*GIVEN REQUEST*. Find each line with the string "Admissão" and report it.

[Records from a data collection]
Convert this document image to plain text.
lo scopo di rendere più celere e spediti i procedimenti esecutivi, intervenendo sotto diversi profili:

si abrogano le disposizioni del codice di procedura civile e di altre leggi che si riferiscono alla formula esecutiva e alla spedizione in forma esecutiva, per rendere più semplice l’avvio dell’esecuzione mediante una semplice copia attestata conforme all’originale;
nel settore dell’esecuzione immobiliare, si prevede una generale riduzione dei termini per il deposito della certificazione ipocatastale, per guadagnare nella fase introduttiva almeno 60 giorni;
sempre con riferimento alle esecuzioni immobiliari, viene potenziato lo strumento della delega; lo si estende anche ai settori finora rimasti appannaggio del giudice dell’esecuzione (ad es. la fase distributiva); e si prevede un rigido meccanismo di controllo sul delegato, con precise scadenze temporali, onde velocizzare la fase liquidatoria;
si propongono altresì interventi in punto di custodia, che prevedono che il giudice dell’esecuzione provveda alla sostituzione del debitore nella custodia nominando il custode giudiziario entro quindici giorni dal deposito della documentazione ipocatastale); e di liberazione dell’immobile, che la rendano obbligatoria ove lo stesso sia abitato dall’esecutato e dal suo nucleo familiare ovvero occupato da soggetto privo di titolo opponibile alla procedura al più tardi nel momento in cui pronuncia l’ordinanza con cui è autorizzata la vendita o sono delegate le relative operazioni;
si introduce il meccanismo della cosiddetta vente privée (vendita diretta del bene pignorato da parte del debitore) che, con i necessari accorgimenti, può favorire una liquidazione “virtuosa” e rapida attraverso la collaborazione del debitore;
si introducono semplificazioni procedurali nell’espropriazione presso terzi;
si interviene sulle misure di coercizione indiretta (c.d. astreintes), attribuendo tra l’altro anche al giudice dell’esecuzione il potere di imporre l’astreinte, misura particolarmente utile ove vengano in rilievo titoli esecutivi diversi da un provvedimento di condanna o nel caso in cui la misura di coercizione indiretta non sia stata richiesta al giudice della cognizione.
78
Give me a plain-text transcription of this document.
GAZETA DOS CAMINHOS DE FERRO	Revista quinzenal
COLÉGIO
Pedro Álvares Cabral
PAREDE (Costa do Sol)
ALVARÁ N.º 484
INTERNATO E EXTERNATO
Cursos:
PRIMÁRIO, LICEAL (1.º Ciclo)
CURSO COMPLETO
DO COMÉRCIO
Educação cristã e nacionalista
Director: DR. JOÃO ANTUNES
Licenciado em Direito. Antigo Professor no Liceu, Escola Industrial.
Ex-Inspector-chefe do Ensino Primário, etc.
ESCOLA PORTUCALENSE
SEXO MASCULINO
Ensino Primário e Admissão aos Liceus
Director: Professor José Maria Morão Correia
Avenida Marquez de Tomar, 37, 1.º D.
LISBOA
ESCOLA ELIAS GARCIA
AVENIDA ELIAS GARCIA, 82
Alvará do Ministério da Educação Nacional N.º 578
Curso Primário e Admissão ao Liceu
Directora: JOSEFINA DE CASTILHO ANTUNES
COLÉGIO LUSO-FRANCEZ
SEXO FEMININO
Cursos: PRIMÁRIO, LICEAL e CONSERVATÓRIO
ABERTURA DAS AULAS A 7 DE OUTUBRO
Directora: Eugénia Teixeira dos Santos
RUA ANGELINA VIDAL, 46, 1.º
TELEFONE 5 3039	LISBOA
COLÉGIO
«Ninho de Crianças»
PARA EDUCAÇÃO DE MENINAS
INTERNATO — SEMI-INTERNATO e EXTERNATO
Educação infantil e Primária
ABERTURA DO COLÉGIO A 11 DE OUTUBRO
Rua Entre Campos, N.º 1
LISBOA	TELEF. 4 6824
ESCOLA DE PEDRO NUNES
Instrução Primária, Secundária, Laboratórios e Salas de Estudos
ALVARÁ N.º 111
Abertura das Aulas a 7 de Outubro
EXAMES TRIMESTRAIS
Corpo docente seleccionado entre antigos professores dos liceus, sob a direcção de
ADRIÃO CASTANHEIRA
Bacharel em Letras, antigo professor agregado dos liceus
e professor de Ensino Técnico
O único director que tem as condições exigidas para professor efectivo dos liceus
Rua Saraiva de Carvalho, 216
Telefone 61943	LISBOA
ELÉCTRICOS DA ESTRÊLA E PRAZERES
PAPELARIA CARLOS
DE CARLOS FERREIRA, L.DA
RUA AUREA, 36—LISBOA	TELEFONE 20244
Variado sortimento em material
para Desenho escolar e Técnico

*TASK RESPONSE*.
Ensino Primário e Admissão aos Liceus
Curso Primário e Admissão ao Liceu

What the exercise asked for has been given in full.